ASSIGNMENT
Copy out lines with the word "baseline" from the material that follows.

PROVIDED DATA
····················

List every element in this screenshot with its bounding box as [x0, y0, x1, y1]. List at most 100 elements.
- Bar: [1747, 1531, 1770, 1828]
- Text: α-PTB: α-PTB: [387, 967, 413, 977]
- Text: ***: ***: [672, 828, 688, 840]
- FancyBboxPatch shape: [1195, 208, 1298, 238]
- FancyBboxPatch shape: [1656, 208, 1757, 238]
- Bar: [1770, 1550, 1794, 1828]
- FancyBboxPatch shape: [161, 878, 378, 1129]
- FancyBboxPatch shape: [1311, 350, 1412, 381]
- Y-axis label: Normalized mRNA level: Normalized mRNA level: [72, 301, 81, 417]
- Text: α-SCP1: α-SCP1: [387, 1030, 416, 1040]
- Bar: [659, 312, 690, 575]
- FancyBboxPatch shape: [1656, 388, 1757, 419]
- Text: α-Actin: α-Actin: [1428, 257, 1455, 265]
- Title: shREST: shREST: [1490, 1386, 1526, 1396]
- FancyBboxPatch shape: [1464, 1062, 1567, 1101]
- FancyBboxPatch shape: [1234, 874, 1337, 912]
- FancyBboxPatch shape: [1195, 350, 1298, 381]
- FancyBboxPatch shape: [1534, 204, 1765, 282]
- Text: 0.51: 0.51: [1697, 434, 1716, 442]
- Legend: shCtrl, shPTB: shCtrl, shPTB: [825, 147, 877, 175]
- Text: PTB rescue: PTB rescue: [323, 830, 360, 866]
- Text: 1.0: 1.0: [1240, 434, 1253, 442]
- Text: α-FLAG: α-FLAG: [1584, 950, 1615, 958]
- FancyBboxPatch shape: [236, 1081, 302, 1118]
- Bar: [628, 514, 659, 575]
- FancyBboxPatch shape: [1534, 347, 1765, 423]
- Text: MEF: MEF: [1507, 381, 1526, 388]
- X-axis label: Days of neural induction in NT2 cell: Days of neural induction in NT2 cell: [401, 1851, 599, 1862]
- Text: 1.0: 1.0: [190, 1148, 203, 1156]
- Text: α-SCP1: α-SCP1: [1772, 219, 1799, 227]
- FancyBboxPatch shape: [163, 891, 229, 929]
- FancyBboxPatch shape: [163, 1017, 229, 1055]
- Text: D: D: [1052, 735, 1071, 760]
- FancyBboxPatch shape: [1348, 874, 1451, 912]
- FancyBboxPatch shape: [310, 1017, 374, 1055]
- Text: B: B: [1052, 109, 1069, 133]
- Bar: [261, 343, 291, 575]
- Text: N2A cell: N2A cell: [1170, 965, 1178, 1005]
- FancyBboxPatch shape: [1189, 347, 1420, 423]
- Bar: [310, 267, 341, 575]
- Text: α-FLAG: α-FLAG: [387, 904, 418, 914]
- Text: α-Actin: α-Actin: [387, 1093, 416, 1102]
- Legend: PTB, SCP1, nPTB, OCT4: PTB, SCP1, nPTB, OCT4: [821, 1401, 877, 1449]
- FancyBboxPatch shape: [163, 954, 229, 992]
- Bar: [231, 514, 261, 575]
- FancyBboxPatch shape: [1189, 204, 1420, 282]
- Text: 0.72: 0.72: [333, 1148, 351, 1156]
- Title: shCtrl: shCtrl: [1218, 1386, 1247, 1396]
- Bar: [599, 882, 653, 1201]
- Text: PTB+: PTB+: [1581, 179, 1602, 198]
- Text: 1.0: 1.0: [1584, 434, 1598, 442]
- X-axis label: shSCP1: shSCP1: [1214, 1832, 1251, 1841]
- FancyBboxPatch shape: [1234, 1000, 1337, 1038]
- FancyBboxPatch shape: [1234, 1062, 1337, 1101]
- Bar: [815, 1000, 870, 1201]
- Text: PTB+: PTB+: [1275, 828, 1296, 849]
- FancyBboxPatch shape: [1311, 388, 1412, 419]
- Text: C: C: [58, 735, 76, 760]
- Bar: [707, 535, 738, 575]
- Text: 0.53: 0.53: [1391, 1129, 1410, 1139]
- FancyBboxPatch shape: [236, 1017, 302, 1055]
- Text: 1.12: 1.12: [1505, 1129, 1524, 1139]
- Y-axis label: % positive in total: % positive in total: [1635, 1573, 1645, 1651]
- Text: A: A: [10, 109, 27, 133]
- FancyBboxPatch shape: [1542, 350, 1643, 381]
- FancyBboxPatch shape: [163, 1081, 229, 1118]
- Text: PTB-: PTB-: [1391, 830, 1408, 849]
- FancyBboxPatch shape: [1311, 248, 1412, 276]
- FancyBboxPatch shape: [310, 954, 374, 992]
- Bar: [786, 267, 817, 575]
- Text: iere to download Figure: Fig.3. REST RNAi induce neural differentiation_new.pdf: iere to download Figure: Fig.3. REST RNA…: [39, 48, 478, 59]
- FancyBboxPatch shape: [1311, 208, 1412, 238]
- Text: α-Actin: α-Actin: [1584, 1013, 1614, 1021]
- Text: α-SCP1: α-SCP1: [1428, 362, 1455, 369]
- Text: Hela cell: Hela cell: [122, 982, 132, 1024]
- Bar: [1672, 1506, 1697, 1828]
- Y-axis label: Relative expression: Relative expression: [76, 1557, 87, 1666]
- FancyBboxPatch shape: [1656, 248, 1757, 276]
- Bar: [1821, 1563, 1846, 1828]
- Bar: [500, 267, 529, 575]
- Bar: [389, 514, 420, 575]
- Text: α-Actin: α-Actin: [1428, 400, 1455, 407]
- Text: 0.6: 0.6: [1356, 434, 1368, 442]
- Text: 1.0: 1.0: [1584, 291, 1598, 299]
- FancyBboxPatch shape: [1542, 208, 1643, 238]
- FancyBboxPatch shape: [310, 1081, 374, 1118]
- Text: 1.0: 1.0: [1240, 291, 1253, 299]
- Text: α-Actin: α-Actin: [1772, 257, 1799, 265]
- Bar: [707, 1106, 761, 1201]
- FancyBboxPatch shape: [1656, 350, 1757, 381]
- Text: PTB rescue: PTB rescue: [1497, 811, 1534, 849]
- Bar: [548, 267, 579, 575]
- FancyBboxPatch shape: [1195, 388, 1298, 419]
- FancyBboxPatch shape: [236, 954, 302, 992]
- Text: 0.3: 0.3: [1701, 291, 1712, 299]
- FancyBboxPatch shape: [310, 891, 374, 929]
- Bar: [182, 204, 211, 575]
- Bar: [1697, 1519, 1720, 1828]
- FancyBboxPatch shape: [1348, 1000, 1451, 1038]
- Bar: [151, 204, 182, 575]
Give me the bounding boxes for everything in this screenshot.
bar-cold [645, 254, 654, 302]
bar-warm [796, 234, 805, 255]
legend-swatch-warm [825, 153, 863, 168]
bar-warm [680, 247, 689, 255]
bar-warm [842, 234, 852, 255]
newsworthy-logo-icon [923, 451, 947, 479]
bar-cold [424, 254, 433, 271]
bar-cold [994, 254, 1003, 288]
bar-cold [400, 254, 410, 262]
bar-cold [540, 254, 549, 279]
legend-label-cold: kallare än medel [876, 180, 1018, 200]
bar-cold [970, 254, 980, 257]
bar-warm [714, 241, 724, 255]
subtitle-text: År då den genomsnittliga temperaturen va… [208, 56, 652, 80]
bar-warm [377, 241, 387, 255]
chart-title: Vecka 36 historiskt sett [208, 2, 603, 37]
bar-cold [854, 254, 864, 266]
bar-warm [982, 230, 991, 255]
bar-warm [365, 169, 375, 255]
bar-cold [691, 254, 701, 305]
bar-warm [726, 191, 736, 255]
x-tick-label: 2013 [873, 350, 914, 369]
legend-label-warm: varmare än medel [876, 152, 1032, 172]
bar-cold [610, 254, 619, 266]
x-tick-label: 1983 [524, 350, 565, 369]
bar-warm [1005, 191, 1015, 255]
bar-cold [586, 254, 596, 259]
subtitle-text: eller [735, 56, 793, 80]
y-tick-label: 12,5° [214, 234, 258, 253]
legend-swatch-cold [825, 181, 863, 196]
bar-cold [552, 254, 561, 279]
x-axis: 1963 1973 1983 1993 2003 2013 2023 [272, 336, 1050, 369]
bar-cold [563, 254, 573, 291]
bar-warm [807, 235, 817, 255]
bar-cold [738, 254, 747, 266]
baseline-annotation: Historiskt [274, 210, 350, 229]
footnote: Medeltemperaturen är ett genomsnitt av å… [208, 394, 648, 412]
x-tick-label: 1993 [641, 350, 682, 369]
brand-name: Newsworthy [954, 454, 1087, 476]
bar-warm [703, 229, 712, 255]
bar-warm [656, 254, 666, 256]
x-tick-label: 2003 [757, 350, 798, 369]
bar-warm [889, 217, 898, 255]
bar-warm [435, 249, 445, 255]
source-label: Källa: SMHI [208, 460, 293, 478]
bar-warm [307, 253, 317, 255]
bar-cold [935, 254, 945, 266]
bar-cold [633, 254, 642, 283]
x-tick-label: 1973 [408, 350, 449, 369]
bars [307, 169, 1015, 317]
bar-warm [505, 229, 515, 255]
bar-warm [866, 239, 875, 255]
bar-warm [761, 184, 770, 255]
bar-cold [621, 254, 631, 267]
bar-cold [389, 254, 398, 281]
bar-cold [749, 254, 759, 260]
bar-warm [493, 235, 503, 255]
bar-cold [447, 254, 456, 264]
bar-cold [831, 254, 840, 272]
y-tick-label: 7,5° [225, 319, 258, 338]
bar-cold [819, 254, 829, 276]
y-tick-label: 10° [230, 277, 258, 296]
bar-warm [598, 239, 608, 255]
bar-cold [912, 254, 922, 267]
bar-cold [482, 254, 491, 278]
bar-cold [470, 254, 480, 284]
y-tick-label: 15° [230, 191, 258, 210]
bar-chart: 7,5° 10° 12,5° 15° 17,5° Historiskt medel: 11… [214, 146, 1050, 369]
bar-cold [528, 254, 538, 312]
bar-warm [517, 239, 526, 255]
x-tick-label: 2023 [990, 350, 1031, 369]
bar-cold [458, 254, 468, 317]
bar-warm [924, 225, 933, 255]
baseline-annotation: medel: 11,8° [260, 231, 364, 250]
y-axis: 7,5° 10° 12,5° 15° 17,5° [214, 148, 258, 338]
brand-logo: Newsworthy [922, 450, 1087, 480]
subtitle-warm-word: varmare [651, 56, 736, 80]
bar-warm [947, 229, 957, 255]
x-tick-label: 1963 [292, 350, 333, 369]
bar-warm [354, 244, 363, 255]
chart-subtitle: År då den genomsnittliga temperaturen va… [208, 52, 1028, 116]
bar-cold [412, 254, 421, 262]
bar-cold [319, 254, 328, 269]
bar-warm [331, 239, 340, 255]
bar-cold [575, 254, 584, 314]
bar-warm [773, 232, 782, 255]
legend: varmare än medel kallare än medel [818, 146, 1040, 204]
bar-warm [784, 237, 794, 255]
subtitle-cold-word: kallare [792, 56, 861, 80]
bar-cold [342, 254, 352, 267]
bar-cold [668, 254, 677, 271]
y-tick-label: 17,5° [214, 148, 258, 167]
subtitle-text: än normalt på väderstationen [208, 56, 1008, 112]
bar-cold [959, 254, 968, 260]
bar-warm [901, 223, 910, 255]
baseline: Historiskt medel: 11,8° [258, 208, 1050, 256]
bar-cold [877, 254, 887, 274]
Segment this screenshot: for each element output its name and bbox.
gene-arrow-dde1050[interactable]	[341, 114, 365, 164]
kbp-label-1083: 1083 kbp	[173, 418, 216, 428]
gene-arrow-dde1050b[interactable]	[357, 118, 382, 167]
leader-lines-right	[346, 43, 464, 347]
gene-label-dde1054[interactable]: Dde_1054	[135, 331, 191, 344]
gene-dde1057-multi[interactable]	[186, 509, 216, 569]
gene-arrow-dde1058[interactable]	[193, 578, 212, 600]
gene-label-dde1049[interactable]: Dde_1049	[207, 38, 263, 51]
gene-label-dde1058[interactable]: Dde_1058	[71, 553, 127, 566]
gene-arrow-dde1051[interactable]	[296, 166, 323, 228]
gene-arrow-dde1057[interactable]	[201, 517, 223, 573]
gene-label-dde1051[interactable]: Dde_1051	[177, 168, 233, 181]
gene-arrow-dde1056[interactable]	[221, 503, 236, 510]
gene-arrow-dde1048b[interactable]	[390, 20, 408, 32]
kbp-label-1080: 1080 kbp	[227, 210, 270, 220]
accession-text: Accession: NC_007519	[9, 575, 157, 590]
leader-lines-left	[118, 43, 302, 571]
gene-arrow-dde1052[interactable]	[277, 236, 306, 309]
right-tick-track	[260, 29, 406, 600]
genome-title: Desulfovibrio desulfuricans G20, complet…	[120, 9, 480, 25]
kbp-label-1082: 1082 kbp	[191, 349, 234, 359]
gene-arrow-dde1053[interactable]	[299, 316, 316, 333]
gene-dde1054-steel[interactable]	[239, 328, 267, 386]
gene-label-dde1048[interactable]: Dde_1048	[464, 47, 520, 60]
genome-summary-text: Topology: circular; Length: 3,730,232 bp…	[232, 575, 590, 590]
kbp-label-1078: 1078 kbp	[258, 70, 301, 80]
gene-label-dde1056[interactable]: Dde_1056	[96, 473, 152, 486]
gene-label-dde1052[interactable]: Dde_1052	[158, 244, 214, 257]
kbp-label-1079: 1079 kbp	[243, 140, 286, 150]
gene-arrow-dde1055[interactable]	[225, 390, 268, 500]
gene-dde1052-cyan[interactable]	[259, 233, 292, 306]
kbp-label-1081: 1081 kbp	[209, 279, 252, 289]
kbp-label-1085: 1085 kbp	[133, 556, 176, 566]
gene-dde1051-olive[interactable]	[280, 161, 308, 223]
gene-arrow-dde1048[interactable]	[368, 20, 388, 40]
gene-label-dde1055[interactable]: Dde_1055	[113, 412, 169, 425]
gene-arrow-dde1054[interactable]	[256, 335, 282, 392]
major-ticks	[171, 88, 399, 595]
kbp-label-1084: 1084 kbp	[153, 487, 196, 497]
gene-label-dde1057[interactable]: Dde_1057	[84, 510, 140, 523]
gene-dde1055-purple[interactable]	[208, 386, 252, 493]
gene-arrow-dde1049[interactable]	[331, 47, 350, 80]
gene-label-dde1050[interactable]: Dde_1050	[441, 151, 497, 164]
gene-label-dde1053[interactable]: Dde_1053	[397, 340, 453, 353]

····················

SOLUTION FOR THIS TASK
baseline-annotation: Historiskt [274, 210, 350, 229]
baseline-annotation: medel: 11,8° [260, 231, 364, 250]
baseline: Historiskt medel: 11,8° [258, 208, 1050, 256]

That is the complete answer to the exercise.